» **Work to be completed**
Everything from the line holding "Output a JSON" through the last line below must be repeated exactly, and nothing else.
══ Provided data
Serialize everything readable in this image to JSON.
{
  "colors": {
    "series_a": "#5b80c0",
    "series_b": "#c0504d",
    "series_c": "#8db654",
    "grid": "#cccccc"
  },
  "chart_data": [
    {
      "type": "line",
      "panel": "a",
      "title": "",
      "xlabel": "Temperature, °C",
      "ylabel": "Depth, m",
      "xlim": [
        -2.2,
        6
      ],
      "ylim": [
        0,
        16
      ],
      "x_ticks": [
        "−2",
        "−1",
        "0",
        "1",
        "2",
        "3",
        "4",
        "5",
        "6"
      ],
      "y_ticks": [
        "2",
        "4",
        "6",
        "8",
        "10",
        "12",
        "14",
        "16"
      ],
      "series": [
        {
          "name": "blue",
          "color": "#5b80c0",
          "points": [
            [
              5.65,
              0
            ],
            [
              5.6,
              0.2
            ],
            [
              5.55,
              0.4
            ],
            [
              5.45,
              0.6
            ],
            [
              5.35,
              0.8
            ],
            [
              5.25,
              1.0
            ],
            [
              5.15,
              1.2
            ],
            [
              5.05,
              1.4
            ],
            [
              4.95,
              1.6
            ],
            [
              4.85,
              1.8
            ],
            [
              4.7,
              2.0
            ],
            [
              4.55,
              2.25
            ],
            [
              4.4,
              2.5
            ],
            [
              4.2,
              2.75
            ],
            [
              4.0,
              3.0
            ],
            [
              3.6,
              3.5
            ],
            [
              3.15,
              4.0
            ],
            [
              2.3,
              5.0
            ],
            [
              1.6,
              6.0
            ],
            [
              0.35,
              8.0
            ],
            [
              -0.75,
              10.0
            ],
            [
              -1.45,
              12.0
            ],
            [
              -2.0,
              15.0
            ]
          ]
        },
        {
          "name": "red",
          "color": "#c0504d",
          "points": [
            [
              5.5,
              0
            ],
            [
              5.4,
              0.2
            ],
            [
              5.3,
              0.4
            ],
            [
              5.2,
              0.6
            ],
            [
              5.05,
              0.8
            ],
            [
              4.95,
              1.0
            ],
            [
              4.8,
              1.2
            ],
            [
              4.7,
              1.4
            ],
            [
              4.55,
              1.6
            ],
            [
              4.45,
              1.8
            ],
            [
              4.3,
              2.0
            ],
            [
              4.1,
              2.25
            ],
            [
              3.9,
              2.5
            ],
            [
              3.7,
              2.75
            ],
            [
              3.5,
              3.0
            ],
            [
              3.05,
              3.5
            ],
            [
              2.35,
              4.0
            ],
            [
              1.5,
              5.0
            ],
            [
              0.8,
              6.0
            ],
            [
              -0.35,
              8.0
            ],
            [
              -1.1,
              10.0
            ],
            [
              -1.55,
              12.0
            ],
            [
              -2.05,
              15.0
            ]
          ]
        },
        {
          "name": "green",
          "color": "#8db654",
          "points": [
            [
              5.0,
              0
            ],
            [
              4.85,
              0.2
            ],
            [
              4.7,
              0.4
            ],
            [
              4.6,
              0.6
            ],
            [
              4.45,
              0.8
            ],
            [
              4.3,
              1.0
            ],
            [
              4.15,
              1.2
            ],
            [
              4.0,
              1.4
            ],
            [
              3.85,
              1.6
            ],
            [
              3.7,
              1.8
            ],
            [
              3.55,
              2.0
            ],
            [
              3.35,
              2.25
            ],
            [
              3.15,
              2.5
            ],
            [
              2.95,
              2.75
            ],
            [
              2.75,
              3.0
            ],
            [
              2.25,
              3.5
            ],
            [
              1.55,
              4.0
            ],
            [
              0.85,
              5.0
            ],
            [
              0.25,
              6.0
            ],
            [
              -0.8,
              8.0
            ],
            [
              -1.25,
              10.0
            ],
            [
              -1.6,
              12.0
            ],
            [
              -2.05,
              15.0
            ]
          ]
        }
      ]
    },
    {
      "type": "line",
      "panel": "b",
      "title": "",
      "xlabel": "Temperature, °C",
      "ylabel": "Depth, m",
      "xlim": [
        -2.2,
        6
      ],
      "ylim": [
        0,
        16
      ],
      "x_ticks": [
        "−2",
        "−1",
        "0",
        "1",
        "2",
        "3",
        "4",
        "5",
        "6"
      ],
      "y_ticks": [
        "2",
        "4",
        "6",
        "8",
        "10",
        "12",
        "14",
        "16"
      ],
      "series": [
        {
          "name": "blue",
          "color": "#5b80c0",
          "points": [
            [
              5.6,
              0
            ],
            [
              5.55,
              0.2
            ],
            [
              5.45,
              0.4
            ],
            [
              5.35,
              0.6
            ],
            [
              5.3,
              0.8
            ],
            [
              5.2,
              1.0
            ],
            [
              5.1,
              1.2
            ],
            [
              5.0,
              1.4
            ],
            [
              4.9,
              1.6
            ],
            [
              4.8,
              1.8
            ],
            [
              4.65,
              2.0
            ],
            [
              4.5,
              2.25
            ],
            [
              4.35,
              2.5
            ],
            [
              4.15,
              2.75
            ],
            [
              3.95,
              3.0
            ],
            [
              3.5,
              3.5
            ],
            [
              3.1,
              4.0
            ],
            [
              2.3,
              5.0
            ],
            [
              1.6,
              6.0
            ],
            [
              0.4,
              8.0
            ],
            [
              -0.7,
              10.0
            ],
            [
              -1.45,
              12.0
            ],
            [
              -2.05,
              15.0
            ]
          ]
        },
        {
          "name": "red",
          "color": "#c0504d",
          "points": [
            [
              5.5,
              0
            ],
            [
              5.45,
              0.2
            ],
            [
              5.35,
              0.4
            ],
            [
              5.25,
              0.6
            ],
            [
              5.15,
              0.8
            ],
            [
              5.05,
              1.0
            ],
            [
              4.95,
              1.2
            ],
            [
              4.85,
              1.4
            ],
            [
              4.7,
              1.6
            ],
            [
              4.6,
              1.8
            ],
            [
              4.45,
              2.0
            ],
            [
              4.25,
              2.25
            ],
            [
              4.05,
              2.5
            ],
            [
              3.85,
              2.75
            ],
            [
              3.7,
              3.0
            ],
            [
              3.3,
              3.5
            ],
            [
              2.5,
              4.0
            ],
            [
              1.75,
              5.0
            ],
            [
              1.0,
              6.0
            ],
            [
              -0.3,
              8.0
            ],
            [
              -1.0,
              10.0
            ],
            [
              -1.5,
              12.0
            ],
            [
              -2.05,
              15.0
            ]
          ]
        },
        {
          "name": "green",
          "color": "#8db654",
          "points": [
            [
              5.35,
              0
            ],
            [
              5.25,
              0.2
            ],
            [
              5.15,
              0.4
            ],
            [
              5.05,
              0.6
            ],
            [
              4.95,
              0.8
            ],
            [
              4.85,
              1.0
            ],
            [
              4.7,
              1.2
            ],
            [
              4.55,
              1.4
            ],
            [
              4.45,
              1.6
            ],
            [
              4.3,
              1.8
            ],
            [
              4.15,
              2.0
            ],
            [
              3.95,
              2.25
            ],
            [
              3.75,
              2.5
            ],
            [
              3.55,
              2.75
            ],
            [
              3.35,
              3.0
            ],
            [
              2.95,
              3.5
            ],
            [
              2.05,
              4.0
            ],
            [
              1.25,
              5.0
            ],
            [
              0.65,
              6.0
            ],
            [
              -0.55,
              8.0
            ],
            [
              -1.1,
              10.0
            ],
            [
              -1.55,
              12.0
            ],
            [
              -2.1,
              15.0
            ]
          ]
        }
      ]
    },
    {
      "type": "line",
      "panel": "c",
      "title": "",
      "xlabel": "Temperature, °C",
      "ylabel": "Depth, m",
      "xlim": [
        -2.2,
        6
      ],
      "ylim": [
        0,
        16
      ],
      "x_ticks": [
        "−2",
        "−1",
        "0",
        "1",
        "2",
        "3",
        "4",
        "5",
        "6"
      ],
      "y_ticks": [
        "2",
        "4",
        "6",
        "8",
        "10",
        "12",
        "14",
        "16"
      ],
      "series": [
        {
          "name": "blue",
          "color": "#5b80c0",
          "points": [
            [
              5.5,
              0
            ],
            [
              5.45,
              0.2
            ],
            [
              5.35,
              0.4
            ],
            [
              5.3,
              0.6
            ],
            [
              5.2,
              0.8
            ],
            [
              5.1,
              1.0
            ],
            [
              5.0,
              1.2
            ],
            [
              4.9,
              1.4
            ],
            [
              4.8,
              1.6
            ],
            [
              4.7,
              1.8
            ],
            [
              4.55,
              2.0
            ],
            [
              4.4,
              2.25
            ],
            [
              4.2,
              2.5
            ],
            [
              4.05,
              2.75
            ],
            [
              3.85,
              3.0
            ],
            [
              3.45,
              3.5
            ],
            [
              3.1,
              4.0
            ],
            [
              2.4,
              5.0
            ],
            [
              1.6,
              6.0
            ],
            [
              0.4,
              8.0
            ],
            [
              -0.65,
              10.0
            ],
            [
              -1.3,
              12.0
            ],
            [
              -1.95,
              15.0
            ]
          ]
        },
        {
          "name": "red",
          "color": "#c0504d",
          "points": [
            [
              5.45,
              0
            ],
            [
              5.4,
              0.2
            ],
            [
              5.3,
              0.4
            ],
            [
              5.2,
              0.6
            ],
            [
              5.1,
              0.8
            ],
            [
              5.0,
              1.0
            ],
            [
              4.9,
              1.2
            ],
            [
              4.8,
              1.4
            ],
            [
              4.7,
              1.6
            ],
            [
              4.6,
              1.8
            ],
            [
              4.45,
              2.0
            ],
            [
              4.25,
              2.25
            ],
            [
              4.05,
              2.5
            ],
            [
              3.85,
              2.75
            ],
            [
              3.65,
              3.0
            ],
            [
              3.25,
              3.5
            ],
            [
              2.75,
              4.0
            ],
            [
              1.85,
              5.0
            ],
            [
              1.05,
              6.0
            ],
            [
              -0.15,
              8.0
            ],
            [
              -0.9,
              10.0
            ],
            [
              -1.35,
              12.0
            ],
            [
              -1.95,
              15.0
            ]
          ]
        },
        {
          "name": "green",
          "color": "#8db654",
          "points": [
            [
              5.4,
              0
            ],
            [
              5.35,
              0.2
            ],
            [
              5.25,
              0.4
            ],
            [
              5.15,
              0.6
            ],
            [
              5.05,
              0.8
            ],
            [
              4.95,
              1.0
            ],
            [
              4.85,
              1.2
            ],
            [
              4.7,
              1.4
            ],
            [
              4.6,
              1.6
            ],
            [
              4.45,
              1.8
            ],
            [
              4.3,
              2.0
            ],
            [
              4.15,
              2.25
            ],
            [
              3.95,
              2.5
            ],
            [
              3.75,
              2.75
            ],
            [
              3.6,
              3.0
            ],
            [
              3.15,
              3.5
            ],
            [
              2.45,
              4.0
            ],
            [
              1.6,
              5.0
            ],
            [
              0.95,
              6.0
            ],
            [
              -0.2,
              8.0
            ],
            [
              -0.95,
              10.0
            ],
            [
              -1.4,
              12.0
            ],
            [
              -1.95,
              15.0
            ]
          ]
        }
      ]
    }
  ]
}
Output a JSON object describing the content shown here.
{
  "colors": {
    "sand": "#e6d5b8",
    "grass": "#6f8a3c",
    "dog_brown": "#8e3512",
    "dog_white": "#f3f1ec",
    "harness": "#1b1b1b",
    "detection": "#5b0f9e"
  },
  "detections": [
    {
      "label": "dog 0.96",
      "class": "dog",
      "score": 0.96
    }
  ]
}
════
» **Output for this task**
Output a JSON object describing the content shown here.
{
  "colors": {
    "sand": "#e6d5b8",
    "grass": "#6f8a3c",
    "dog_brown": "#8e3512",
    "dog_white": "#f3f1ec",
    "harness": "#1b1b1b",
    "detection": "#5b0f9e"
  },
  "detections": [
    {
      "label": "dog 0.96",
      "class": "dog",
      "score": 0.96
    }
  ]
}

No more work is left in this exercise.